## Task directions
Continue the blog post on how ICEFaces loads its CSS GIF files from the point where it stops. Ignore the entries.

Wednesday, December 16, 2009

How ICEFaces Loads Its CSS GIF files

How ICEFaces loads its CSS gif Files

ICEFaces has the dataPaginator tag. It uses icons(gif files) which the user can click on to go back or forward to another page.
The following is an example:
<ice:dataPaginator id="dataScroll_1" for="data" fastStep="3"
 pageCountVar="pageCount" pageIndexVar="pageIndex" paginator="true"
 paginatorMaxPages="20" styleClass="formBorderHighlight">
 <f:facet name="first">
  <ice:graphicImage id="firstpage_1"
   url="./xmlhttp/css/xp/css-images/arrow-first.gif"
   style="border:none;" title="first page" />
 </f:facet>
 ......
</ice:dataPaginator>

Notice that the graphicImage tag uses the url attribute to load the gif file. Where is this gif file ?

The answer is that it is in the icefaces.jar file. More specifically, it is at the location
com/icesoft/faces/resources/css/xp/css-images/arrow-first.gif in the jar.

Now the next question is: how does the servlet find it?

The url starts with xmlhttp. From servlet mapping in web.xml, we know this url will be handled by the same icefaces servlet com.icesoft.faces.webapp.xmlhttp.PersistentFacesServlet that handles other icefaces jsp files. But how does it work exactly?

Debugging the application, I found that the following class is used when the PersistentFacesServlet handles the url:

public class ResourceServer implements Server
{
  public ResourceServer(Configuration configuration, MimeTypeMatcher mimeTypeMatcher, FileLocator fileLocator)
  {
    PathDispatcherServer pathDispatcher = new PathDispatcherServer();
    pathDispatcher.dispatchOn(".*xmlhttp\\/javascript-blocked$", new RedirectOnJSBlocked(configuration));
    pathDispatcher.dispatchOn(".*xmlhttp\\/.*\\/.*\\.js$", new CacheControlledServer(new ServeJSCode()));
    pathDispatcher.dispatchOn(".*xmlhttp\\/css\\/.*", new CacheControlledServer(new ServeCSSResource(mimeTypeMatcher)));
    pathDispatcher.dispatchOn(".*xmlhttp\\/blank$", new ServeBlankPage());
    pathDispatcher.dispatchOn(".*", new FileServer(fileLocator, mimeTypeMatcher));
    if(configuration.getAttributeAsBoolean("compressResources", true))
       dispatcher = new CompressingServer(pathDispatcher);
    else
       dispatcher = pathDispatcher;
  }
  
  public void service(Request request) throws Exception
  {
     dispatcher.service(request);  
  }

  public void shutdown()

## Source material
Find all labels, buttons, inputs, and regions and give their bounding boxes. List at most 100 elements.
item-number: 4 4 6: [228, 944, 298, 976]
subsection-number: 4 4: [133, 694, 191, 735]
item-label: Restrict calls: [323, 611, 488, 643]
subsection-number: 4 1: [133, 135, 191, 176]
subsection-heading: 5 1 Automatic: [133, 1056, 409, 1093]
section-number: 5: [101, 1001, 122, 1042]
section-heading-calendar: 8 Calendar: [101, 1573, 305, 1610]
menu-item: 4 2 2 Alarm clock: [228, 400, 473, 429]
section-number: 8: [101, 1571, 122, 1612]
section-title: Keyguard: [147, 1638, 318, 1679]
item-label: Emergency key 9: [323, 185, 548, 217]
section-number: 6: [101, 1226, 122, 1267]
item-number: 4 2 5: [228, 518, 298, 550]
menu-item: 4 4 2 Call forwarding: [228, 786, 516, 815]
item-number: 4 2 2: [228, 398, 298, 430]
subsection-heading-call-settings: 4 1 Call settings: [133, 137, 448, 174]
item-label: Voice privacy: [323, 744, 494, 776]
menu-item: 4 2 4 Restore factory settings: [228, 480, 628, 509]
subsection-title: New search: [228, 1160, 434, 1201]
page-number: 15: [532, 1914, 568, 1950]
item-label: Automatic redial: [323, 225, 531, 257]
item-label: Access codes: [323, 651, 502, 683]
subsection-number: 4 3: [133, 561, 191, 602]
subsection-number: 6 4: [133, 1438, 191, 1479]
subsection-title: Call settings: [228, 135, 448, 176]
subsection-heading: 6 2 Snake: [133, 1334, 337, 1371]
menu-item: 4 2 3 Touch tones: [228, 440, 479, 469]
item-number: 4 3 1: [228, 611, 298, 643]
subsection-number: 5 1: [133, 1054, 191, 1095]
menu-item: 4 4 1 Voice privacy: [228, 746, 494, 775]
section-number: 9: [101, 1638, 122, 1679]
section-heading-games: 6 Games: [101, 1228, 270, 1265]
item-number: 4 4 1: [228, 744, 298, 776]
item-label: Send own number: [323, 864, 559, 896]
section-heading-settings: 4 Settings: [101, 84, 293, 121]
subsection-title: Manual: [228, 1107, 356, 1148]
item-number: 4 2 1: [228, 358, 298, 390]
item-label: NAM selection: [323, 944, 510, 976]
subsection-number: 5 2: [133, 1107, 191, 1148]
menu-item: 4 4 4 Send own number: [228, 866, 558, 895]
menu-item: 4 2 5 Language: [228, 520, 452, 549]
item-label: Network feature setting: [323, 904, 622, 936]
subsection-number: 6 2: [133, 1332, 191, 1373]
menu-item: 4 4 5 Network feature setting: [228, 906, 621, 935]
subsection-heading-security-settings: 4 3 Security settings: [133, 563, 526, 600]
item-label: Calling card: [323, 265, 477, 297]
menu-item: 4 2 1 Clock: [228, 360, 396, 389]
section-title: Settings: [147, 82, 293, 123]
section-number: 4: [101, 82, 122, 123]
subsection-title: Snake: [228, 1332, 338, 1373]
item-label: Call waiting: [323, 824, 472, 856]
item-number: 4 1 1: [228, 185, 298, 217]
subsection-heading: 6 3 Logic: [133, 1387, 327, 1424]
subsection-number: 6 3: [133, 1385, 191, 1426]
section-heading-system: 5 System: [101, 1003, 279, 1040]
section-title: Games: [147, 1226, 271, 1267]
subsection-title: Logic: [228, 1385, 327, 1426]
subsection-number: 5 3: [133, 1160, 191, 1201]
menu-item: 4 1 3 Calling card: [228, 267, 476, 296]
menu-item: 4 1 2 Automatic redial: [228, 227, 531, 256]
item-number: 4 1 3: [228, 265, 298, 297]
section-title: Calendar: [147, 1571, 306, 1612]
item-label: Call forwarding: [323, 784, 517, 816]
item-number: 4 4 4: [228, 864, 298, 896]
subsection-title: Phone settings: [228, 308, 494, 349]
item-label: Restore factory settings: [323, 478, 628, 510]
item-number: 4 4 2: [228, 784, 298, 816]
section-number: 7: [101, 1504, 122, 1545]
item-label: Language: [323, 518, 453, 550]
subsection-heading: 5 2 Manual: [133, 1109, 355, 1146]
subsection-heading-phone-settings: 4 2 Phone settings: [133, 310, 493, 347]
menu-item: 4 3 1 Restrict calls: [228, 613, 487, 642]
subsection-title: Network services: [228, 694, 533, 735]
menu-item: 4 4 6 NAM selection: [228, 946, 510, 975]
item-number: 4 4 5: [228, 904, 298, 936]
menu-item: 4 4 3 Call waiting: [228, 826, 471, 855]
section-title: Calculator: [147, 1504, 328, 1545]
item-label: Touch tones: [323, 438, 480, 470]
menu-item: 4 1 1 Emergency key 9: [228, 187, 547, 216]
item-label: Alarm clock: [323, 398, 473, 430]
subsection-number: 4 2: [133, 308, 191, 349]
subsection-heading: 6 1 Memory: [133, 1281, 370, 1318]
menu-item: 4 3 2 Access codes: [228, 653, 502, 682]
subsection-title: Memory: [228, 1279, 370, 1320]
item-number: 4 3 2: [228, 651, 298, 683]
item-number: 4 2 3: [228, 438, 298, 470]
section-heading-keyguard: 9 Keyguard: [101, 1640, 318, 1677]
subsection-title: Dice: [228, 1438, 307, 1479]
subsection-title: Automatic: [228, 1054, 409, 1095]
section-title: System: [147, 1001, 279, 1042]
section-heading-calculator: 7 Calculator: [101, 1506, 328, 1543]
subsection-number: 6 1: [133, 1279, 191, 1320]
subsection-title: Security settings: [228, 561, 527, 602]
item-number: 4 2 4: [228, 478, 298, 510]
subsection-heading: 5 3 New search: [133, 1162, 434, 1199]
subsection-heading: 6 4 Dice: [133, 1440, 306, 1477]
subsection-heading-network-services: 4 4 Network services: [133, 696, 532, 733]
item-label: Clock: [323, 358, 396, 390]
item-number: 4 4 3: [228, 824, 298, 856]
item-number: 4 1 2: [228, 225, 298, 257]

## Exercise answer
  {
    dispatcher.shutdown();
  }
  
  private Server dispatcher;

Note that for the url pattern .*xmlhttp/css/*, it uses ServeCSSResource, which is defined as follows:
public class ServeCSSResource
    implements Server
{
    public ServeCSSResource(MimeTypeMatcher mimeTypeMatcher)
    {
        loader = getClass().getClassLoader();
        matcher = mimeTypeMatcher;
    }
    public void service(Request request)
        throws Exception
    {
        final String path = request.getURI().getPath();
        String file = path.substring(path.lastIndexOf("css/") + 4, path.length());
        final InputStream in = loader.getResourceAsStream("com/icesoft/faces/resources/css/" + file);
        if(in == null)
            request.respondWith(NotFoundHandler.HANDLER);
        else
            request.respondWith(new ResponseHandler() {
                public void respond(Response response)
                    throws Exception
                {
                    response.setHeader("Content-Type", matcher.mimeTypeFor(path));
                    response.writeBodyFrom(in);
                }
                throws IOException
            {
                super();
            }
            }
);
    }
    public void shutdown()
    {
    }
    private static final String Package = "com/icesoft/faces/resources/css/";
    private ClassLoader loader;
    private MimeTypeMatcher matcher;
}
The constant string "Package" defined in this class reveals the secret behind the scene. The "Package" variable defines exactly the directory path to find the CSS gif files.